[Collected data]
.....
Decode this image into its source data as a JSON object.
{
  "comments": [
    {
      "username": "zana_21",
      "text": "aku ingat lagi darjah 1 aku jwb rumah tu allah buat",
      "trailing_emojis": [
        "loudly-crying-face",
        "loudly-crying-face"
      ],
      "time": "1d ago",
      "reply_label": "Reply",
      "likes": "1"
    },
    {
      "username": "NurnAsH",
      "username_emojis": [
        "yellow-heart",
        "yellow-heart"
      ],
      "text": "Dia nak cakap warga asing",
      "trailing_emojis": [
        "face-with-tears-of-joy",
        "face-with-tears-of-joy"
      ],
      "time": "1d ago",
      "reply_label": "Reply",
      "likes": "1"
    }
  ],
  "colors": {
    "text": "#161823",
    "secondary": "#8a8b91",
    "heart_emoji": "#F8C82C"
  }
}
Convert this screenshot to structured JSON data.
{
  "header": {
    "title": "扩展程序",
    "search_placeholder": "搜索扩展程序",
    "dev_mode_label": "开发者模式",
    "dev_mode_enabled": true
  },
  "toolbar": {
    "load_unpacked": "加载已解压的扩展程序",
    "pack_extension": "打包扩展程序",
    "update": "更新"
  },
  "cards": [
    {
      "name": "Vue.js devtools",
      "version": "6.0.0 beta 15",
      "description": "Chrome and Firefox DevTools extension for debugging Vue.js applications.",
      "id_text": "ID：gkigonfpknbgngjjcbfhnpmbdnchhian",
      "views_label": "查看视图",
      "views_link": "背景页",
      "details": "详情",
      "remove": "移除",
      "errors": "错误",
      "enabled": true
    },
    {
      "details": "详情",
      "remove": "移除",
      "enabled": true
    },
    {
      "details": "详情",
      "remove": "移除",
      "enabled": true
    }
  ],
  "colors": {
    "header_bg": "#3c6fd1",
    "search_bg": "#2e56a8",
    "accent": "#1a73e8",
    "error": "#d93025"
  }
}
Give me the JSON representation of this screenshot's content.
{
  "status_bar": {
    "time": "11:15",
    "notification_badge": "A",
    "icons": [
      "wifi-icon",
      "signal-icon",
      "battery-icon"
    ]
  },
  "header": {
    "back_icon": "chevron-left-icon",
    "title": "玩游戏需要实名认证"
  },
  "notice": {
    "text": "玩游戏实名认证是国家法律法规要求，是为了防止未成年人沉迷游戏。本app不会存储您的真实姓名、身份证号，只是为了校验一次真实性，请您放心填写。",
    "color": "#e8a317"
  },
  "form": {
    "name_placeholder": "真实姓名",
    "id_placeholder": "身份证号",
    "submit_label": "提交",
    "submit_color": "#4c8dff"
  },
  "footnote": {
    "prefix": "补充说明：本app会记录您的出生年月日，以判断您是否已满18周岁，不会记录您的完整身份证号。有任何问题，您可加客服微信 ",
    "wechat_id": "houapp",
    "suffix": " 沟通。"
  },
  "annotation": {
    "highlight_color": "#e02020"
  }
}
.....
Copy out the data shown above without altering anything.

Decode this image into its source data as a JSON object.
{
  "comments": [
    {
      "username": "zana_21",
      "text": "aku ingat lagi darjah 1 aku jwb rumah tu allah buat",
      "trailing_emojis": [
        "loudly-crying-face",
        "loudly-crying-face"
      ],
      "time": "1d ago",
      "reply_label": "Reply",
      "likes": "1"
    },
    {
      "username": "NurnAsH",
      "username_emojis": [
        "yellow-heart",
        "yellow-heart"
      ],
      "text": "Dia nak cakap warga asing",
      "trailing_emojis": [
        "face-with-tears-of-joy",
        "face-with-tears-of-joy"
      ],
      "time": "1d ago",
      "reply_label": "Reply",
      "likes": "1"
    }
  ],
  "colors": {
    "text": "#161823",
    "secondary": "#8a8b91",
    "heart_emoji": "#F8C82C"
  }
}
Convert this screenshot to structured JSON data.
{
  "header": {
    "title": "扩展程序",
    "search_placeholder": "搜索扩展程序",
    "dev_mode_label": "开发者模式",
    "dev_mode_enabled": true
  },
  "toolbar": {
    "load_unpacked": "加载已解压的扩展程序",
    "pack_extension": "打包扩展程序",
    "update": "更新"
  },
  "cards": [
    {
      "name": "Vue.js devtools",
      "version": "6.0.0 beta 15",
      "description": "Chrome and Firefox DevTools extension for debugging Vue.js applications.",
      "id_text": "ID：gkigonfpknbgngjjcbfhnpmbdnchhian",
      "views_label": "查看视图",
      "views_link": "背景页",
      "details": "详情",
      "remove": "移除",
      "errors": "错误",
      "enabled": true
    },
    {
      "details": "详情",
      "remove": "移除",
      "enabled": true
    },
    {
      "details": "详情",
      "remove": "移除",
      "enabled": true
    }
  ],
  "colors": {
    "header_bg": "#3c6fd1",
    "search_bg": "#2e56a8",
    "accent": "#1a73e8",
    "error": "#d93025"
  }
}
Give me the JSON representation of this screenshot's content.
{
  "status_bar": {
    "time": "11:15",
    "notification_badge": "A",
    "icons": [
      "wifi-icon",
      "signal-icon",
      "battery-icon"
    ]
  },
  "header": {
    "back_icon": "chevron-left-icon",
    "title": "玩游戏需要实名认证"
  },
  "notice": {
    "text": "玩游戏实名认证是国家法律法规要求，是为了防止未成年人沉迷游戏。本app不会存储您的真实姓名、身份证号，只是为了校验一次真实性，请您放心填写。",
    "color": "#e8a317"
  },
  "form": {
    "name_placeholder": "真实姓名",
    "id_placeholder": "身份证号",
    "submit_label": "提交",
    "submit_color": "#4c8dff"
  },
  "footnote": {
    "prefix": "补充说明：本app会记录您的出生年月日，以判断您是否已满18周岁，不会记录您的完整身份证号。有任何问题，您可加客服微信 ",
    "wechat_id": "houapp",
    "suffix": " 沟通。"
  },
  "annotation": {
    "highlight_color": "#e02020"
  }
}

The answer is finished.